**** Information supplied ****
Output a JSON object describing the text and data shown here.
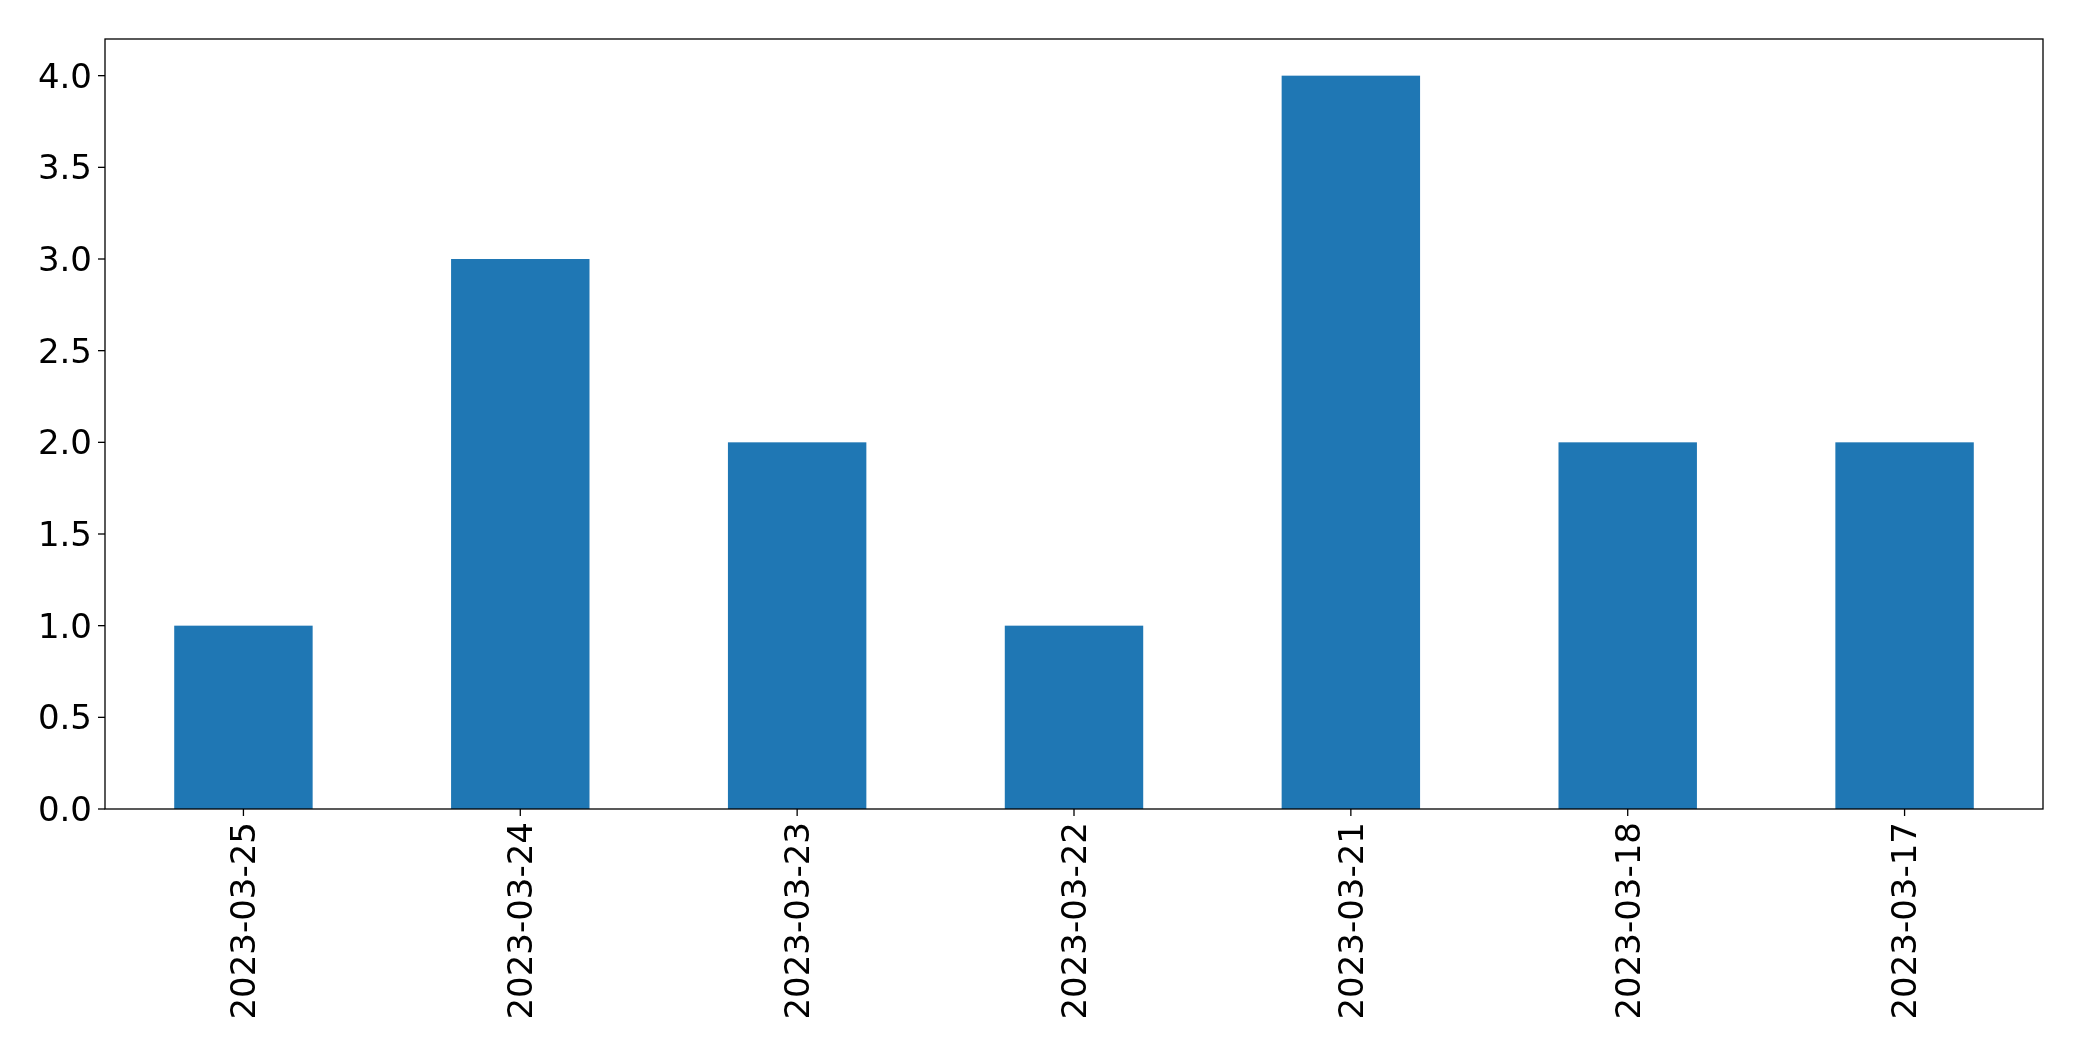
{
  "chart_data": {
    "type": "bar",
    "categories": [
      "2023-03-25",
      "2023-03-24",
      "2023-03-23",
      "2023-03-22",
      "2023-03-21",
      "2023-03-18",
      "2023-03-17"
    ],
    "values": [
      1,
      3,
      2,
      1,
      4,
      2,
      2
    ],
    "color": "#1f77b4",
    "ylim": [
      0,
      4.2
    ],
    "yticks": [
      {
        "value": 0,
        "label": "0.0"
      },
      {
        "value": 0.5,
        "label": "0.5"
      },
      {
        "value": 1,
        "label": "1.0"
      },
      {
        "value": 1.5,
        "label": "1.5"
      },
      {
        "value": 2,
        "label": "2.0"
      },
      {
        "value": 2.5,
        "label": "2.5"
      },
      {
        "value": 3,
        "label": "3.0"
      },
      {
        "value": 3.5,
        "label": "3.5"
      },
      {
        "value": 4,
        "label": "4.0"
      }
    ],
    "grid": false
  }
}
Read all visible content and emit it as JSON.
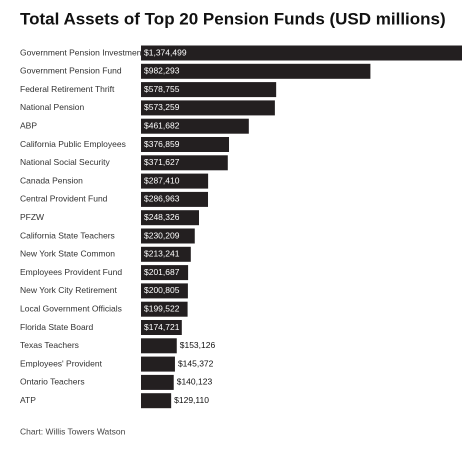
****
Reproduce the material above in full, exactly, with no images.

Output a JSON object describing the text and data shown here.
{
  "chart_data": {
    "type": "bar",
    "categories": [
      "2023-03-25",
      "2023-03-24",
      "2023-03-23",
      "2023-03-22",
      "2023-03-21",
      "2023-03-18",
      "2023-03-17"
    ],
    "values": [
      1,
      3,
      2,
      1,
      4,
      2,
      2
    ],
    "color": "#1f77b4",
    "ylim": [
      0,
      4.2
    ],
    "yticks": [
      {
        "value": 0,
        "label": "0.0"
      },
      {
        "value": 0.5,
        "label": "0.5"
      },
      {
        "value": 1,
        "label": "1.0"
      },
      {
        "value": 1.5,
        "label": "1.5"
      },
      {
        "value": 2,
        "label": "2.0"
      },
      {
        "value": 2.5,
        "label": "2.5"
      },
      {
        "value": 3,
        "label": "3.0"
      },
      {
        "value": 3.5,
        "label": "3.5"
      },
      {
        "value": 4,
        "label": "4.0"
      }
    ],
    "grid": false
  }
}
Read all visible content and emit it as JSON.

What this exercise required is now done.